(RECORDED DATA):
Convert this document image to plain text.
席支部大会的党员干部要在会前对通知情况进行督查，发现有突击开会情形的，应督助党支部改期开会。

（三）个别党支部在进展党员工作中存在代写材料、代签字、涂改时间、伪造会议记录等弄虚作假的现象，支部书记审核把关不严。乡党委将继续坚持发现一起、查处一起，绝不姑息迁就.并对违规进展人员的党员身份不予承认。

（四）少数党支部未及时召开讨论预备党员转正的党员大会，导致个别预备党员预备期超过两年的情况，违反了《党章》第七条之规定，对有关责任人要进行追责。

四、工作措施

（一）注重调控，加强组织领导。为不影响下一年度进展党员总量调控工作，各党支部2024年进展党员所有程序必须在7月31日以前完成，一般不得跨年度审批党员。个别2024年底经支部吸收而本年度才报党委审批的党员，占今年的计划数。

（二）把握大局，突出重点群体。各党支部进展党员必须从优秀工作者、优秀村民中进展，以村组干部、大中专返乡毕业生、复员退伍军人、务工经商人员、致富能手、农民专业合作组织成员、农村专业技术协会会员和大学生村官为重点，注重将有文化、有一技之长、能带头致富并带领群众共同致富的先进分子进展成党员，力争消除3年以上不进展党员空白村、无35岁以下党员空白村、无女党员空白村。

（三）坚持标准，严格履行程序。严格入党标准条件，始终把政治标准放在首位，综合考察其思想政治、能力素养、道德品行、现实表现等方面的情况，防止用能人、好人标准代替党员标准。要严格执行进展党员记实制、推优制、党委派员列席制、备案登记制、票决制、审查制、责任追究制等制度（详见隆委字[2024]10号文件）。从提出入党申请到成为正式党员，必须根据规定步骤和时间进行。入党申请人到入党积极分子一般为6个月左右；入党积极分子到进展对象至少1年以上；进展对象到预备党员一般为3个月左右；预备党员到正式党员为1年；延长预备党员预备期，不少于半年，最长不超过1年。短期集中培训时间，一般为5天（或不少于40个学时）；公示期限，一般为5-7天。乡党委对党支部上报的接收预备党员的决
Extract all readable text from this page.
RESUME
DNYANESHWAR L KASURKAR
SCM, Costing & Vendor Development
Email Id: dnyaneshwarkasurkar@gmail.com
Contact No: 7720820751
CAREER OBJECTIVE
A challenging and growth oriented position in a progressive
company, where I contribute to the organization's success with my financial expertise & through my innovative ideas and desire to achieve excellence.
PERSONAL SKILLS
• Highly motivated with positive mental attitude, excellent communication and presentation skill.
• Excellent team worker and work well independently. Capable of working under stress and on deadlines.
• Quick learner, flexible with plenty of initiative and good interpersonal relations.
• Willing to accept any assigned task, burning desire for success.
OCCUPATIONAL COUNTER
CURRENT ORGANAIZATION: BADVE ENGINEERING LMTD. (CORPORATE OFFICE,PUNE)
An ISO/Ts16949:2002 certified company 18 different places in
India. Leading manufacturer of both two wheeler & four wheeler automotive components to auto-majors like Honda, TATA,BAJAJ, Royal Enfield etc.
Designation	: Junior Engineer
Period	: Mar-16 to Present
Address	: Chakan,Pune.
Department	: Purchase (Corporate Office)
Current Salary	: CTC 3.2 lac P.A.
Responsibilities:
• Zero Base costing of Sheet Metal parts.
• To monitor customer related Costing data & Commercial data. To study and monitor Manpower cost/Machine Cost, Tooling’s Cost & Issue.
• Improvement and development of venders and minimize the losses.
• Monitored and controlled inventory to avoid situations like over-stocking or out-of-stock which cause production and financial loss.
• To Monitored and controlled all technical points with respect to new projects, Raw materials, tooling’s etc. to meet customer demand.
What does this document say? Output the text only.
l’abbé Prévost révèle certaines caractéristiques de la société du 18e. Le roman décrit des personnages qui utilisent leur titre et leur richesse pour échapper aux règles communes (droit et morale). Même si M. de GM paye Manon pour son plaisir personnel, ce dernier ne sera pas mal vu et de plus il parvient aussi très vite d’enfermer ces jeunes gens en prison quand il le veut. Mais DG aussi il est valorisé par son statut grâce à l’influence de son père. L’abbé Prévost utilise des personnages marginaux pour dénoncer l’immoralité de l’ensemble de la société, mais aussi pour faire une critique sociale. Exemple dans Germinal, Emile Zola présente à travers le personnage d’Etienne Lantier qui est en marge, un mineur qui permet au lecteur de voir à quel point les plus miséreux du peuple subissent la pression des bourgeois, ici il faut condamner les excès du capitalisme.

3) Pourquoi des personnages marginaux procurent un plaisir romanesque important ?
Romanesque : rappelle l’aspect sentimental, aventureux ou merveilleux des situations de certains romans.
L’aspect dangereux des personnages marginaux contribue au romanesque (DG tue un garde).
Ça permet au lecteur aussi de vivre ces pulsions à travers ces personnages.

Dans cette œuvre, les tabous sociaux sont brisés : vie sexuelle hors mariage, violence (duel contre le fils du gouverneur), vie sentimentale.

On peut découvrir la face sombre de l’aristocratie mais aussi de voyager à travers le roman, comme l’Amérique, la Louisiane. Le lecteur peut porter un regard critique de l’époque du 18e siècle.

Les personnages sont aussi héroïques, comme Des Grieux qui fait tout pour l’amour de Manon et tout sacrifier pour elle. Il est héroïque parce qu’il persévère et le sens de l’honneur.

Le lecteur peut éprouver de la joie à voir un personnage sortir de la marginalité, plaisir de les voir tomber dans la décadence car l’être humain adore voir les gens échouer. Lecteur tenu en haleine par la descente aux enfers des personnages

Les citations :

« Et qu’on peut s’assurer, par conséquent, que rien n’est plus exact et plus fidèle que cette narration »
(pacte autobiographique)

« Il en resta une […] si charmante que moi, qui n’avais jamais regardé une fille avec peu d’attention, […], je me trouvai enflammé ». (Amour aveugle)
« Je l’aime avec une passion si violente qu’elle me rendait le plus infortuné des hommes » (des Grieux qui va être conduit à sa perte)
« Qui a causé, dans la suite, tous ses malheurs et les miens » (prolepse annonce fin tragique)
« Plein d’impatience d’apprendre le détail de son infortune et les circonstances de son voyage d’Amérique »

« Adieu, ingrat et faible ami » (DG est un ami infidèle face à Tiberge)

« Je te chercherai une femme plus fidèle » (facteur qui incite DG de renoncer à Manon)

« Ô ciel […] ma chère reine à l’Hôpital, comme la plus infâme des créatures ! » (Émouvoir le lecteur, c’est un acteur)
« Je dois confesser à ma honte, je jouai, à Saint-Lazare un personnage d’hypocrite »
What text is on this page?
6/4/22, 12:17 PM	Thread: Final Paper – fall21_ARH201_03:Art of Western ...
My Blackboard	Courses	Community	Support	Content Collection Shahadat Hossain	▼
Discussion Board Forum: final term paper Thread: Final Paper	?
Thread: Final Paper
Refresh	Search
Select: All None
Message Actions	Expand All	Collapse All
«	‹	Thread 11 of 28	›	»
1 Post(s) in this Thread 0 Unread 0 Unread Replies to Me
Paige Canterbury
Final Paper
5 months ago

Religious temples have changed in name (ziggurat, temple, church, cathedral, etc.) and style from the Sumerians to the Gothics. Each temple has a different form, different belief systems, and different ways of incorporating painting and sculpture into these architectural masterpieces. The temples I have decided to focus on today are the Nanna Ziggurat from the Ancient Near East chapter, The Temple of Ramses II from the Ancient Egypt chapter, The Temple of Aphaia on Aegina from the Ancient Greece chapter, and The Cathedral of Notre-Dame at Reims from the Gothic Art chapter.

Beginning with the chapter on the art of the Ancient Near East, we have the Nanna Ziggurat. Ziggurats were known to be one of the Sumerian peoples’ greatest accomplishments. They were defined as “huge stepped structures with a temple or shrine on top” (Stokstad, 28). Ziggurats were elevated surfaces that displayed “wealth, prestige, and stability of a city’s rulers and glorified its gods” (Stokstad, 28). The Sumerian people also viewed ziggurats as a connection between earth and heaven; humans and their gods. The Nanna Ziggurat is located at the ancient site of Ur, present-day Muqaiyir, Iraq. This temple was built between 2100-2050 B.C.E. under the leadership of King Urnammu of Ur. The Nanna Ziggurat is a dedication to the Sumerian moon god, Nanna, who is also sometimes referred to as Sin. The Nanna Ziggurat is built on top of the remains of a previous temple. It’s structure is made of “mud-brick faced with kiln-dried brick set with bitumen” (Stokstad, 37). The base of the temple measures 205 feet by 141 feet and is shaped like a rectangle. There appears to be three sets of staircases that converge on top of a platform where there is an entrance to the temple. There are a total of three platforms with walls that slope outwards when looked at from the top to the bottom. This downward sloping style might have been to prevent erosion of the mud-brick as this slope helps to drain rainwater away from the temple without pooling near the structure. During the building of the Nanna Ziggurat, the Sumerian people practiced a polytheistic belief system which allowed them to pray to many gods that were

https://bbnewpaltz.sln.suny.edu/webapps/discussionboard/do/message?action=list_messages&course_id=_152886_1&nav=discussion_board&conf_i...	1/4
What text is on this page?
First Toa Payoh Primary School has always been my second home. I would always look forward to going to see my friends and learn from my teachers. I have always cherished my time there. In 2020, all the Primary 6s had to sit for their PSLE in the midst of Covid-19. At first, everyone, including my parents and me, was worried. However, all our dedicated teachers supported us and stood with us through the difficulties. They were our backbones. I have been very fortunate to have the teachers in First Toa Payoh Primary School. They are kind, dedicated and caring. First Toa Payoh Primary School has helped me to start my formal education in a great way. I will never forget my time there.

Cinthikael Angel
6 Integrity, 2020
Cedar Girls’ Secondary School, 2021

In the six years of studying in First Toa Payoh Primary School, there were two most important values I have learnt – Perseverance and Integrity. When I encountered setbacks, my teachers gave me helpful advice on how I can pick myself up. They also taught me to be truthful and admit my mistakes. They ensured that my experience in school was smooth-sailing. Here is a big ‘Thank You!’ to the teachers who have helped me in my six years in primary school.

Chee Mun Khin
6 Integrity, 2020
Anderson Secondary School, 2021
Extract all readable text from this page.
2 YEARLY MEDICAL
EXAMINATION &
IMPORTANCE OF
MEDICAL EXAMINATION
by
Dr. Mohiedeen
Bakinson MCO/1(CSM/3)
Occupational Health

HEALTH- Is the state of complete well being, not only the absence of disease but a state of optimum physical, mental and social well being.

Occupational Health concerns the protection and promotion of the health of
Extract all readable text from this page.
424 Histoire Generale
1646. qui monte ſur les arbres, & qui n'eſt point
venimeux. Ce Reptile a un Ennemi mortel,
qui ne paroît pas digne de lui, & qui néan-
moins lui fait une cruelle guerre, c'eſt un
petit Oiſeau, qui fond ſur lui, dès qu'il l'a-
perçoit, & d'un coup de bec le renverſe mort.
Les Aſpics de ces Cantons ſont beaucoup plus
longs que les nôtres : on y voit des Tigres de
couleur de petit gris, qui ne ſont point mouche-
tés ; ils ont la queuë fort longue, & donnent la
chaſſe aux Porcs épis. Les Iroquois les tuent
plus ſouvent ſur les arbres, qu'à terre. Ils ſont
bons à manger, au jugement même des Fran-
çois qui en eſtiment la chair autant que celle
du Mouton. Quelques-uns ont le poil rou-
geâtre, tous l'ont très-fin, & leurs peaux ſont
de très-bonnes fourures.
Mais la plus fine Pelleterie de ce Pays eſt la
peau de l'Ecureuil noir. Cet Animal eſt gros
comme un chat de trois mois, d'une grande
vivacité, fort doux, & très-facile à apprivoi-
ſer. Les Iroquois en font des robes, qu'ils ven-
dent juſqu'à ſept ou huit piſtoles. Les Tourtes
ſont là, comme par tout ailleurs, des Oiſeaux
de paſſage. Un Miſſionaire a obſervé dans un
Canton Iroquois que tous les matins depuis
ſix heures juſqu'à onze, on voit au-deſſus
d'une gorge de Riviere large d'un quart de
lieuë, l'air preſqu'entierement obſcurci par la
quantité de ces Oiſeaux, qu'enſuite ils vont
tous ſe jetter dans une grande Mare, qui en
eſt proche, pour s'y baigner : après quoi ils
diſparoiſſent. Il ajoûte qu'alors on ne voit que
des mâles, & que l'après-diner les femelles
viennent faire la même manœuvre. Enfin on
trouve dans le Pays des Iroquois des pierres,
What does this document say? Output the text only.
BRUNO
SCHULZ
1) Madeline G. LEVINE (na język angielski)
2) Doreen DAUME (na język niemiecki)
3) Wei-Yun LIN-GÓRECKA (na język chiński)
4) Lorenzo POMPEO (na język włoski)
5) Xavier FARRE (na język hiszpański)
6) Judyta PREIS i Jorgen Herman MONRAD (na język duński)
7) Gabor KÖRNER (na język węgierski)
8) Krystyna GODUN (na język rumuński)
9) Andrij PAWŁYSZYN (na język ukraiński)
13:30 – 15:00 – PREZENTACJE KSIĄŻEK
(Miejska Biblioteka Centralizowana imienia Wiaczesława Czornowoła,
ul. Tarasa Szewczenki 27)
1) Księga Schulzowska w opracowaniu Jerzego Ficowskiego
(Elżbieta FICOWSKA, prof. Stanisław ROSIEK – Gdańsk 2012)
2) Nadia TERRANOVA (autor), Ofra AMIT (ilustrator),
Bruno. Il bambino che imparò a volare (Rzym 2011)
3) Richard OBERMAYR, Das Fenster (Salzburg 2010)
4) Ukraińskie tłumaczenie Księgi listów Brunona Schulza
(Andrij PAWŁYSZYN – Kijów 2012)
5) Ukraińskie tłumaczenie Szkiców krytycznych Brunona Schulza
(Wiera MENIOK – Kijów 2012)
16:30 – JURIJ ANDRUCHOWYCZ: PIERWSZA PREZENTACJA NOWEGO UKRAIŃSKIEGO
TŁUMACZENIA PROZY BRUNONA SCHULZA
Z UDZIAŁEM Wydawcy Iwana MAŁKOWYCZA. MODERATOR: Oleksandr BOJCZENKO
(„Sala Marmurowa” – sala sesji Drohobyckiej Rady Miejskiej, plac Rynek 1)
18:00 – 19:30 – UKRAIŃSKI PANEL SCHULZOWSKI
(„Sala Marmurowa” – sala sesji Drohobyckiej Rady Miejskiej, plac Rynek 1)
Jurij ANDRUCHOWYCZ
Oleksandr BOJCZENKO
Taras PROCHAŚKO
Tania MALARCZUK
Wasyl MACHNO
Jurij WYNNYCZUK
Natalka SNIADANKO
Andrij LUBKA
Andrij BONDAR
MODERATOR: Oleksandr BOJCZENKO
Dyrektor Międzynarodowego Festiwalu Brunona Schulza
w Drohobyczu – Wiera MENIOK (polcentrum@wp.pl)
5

(STATED EXERCISE):
Read through the data and copy every line where "Paper" shows up.

(TASK RESPONSE):
6/4/22, 12:17 PM	Thread: Final Paper – fall21_ARH201_03:Art of Western ...
Discussion Board Forum: final term paper Thread: Final Paper	?
Thread: Final Paper
Final Paper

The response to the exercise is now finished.